[DATA SUPPLIED]
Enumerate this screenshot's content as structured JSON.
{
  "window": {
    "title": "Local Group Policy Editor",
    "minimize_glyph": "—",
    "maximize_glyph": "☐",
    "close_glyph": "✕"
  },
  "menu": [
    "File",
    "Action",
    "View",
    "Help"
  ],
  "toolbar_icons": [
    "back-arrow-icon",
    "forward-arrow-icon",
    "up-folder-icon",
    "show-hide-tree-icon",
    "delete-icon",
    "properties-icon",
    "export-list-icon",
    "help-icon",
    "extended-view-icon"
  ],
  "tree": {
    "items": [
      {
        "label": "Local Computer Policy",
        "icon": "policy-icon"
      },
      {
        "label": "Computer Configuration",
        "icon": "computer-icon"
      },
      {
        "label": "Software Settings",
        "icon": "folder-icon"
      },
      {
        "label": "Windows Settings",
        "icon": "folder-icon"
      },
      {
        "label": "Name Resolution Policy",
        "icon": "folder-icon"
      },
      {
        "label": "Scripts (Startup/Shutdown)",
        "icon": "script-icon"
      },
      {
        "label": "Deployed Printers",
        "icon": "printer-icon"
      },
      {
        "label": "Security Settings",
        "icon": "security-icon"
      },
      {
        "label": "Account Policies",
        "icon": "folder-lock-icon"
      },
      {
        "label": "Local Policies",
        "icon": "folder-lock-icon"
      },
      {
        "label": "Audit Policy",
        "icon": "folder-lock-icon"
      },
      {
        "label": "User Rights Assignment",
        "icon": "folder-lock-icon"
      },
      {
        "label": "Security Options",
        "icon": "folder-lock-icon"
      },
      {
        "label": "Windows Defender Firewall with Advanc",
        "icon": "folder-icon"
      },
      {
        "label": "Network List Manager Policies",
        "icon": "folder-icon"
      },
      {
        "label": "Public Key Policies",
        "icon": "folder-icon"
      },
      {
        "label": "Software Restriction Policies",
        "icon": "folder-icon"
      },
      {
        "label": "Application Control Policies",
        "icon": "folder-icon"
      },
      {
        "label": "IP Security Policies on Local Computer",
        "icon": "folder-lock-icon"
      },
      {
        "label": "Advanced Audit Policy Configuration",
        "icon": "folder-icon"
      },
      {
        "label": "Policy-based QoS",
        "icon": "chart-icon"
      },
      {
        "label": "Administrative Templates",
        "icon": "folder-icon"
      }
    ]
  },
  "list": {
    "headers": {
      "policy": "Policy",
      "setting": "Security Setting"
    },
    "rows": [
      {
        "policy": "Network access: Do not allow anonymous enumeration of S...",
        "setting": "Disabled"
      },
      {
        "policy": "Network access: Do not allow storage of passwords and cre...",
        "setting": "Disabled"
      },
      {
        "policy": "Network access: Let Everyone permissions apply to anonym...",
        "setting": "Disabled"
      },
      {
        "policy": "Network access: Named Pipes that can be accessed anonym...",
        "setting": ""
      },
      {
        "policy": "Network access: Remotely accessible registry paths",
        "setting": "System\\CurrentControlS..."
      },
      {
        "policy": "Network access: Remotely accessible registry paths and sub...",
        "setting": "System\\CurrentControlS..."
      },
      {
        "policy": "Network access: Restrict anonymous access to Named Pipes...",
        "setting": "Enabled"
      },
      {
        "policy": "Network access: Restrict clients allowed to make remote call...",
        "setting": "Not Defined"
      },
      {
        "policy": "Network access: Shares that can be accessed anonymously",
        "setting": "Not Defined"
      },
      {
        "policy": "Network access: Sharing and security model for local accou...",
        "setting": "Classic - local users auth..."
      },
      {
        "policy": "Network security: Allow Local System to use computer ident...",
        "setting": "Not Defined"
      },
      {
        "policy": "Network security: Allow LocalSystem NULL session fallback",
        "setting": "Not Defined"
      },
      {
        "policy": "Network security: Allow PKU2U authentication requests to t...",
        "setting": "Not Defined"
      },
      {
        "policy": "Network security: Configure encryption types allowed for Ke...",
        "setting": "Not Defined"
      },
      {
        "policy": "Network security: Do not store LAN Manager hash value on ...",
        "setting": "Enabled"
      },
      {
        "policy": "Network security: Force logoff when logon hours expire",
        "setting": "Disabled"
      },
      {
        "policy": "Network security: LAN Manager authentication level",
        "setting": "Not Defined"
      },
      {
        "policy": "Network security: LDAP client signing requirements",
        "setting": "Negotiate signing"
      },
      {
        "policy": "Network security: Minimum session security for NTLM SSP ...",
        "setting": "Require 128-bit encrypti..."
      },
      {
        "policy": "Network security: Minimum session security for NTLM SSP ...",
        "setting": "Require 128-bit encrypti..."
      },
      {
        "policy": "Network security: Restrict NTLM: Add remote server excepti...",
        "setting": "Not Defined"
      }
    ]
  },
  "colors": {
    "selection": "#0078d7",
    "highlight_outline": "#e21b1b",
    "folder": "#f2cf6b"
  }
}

[EXERCISE DIRECTIONS] The listing above should be transcribed in full, exactly as written.

[RESULT BELOW]
Enumerate this screenshot's content as structured JSON.
{
  "window": {
    "title": "Local Group Policy Editor",
    "minimize_glyph": "—",
    "maximize_glyph": "☐",
    "close_glyph": "✕"
  },
  "menu": [
    "File",
    "Action",
    "View",
    "Help"
  ],
  "toolbar_icons": [
    "back-arrow-icon",
    "forward-arrow-icon",
    "up-folder-icon",
    "show-hide-tree-icon",
    "delete-icon",
    "properties-icon",
    "export-list-icon",
    "help-icon",
    "extended-view-icon"
  ],
  "tree": {
    "items": [
      {
        "label": "Local Computer Policy",
        "icon": "policy-icon"
      },
      {
        "label": "Computer Configuration",
        "icon": "computer-icon"
      },
      {
        "label": "Software Settings",
        "icon": "folder-icon"
      },
      {
        "label": "Windows Settings",
        "icon": "folder-icon"
      },
      {
        "label": "Name Resolution Policy",
        "icon": "folder-icon"
      },
      {
        "label": "Scripts (Startup/Shutdown)",
        "icon": "script-icon"
      },
      {
        "label": "Deployed Printers",
        "icon": "printer-icon"
      },
      {
        "label": "Security Settings",
        "icon": "security-icon"
      },
      {
        "label": "Account Policies",
        "icon": "folder-lock-icon"
      },
      {
        "label": "Local Policies",
        "icon": "folder-lock-icon"
      },
      {
        "label": "Audit Policy",
        "icon": "folder-lock-icon"
      },
      {
        "label": "User Rights Assignment",
        "icon": "folder-lock-icon"
      },
      {
        "label": "Security Options",
        "icon": "folder-lock-icon"
      },
      {
        "label": "Windows Defender Firewall with Advanc",
        "icon": "folder-icon"
      },
      {
        "label": "Network List Manager Policies",
        "icon": "folder-icon"
      },
      {
        "label": "Public Key Policies",
        "icon": "folder-icon"
      },
      {
        "label": "Software Restriction Policies",
        "icon": "folder-icon"
      },
      {
        "label": "Application Control Policies",
        "icon": "folder-icon"
      },
      {
        "label": "IP Security Policies on Local Computer",
        "icon": "folder-lock-icon"
      },
      {
        "label": "Advanced Audit Policy Configuration",
        "icon": "folder-icon"
      },
      {
        "label": "Policy-based QoS",
        "icon": "chart-icon"
      },
      {
        "label": "Administrative Templates",
        "icon": "folder-icon"
      }
    ]
  },
  "list": {
    "headers": {
      "policy": "Policy",
      "setting": "Security Setting"
    },
    "rows": [
      {
        "policy": "Network access: Do not allow anonymous enumeration of S...",
        "setting": "Disabled"
      },
      {
        "policy": "Network access: Do not allow storage of passwords and cre...",
        "setting": "Disabled"
      },
      {
        "policy": "Network access: Let Everyone permissions apply to anonym...",
        "setting": "Disabled"
      },
      {
        "policy": "Network access: Named Pipes that can be accessed anonym...",
        "setting": ""
      },
      {
        "policy": "Network access: Remotely accessible registry paths",
        "setting": "System\\CurrentControlS..."
      },
      {
        "policy": "Network access: Remotely accessible registry paths and sub...",
        "setting": "System\\CurrentControlS..."
      },
      {
        "policy": "Network access: Restrict anonymous access to Named Pipes...",
        "setting": "Enabled"
      },
      {
        "policy": "Network access: Restrict clients allowed to make remote call...",
        "setting": "Not Defined"
      },
      {
        "policy": "Network access: Shares that can be accessed anonymously",
        "setting": "Not Defined"
      },
      {
        "policy": "Network access: Sharing and security model for local accou...",
        "setting": "Classic - local users auth..."
      },
      {
        "policy": "Network security: Allow Local System to use computer ident...",
        "setting": "Not Defined"
      },
      {
        "policy": "Network security: Allow LocalSystem NULL session fallback",
        "setting": "Not Defined"
      },
      {
        "policy": "Network security: Allow PKU2U authentication requests to t...",
        "setting": "Not Defined"
      },
      {
        "policy": "Network security: Configure encryption types allowed for Ke...",
        "setting": "Not Defined"
      },
      {
        "policy": "Network security: Do not store LAN Manager hash value on ...",
        "setting": "Enabled"
      },
      {
        "policy": "Network security: Force logoff when logon hours expire",
        "setting": "Disabled"
      },
      {
        "policy": "Network security: LAN Manager authentication level",
        "setting": "Not Defined"
      },
      {
        "policy": "Network security: LDAP client signing requirements",
        "setting": "Negotiate signing"
      },
      {
        "policy": "Network security: Minimum session security for NTLM SSP ...",
        "setting": "Require 128-bit encrypti..."
      },
      {
        "policy": "Network security: Minimum session security for NTLM SSP ...",
        "setting": "Require 128-bit encrypti..."
      },
      {
        "policy": "Network security: Restrict NTLM: Add remote server excepti...",
        "setting": "Not Defined"
      }
    ]
  },
  "colors": {
    "selection": "#0078d7",
    "highlight_outline": "#e21b1b",
    "folder": "#f2cf6b"
  }
}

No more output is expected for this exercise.